DATASET ENTRIES
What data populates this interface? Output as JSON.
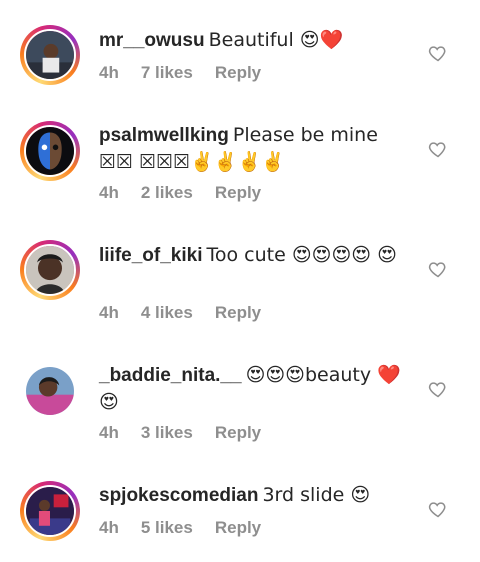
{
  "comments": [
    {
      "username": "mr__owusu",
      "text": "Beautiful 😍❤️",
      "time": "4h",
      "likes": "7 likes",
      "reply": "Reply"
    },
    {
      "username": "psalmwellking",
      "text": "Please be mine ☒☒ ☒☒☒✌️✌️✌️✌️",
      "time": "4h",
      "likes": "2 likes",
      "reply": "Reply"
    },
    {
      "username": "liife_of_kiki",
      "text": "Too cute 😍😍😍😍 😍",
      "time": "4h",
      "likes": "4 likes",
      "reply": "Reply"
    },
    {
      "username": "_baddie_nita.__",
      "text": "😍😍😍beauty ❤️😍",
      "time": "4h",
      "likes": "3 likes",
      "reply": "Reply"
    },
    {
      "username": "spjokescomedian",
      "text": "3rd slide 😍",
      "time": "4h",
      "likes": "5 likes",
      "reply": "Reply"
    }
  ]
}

WHAT THE TASK ASKS
The data above needs to be retyped exactly, with the images left out.

RESULT OF THIS TASK
What data populates this interface? Output as JSON.
{
  "comments": [
    {
      "username": "mr__owusu",
      "text": "Beautiful 😍❤️",
      "time": "4h",
      "likes": "7 likes",
      "reply": "Reply"
    },
    {
      "username": "psalmwellking",
      "text": "Please be mine ☒☒ ☒☒☒✌️✌️✌️✌️",
      "time": "4h",
      "likes": "2 likes",
      "reply": "Reply"
    },
    {
      "username": "liife_of_kiki",
      "text": "Too cute 😍😍😍😍 😍",
      "time": "4h",
      "likes": "4 likes",
      "reply": "Reply"
    },
    {
      "username": "_baddie_nita.__",
      "text": "😍😍😍beauty ❤️😍",
      "time": "4h",
      "likes": "3 likes",
      "reply": "Reply"
    },
    {
      "username": "spjokescomedian",
      "text": "3rd slide 😍",
      "time": "4h",
      "likes": "5 likes",
      "reply": "Reply"
    }
  ]
}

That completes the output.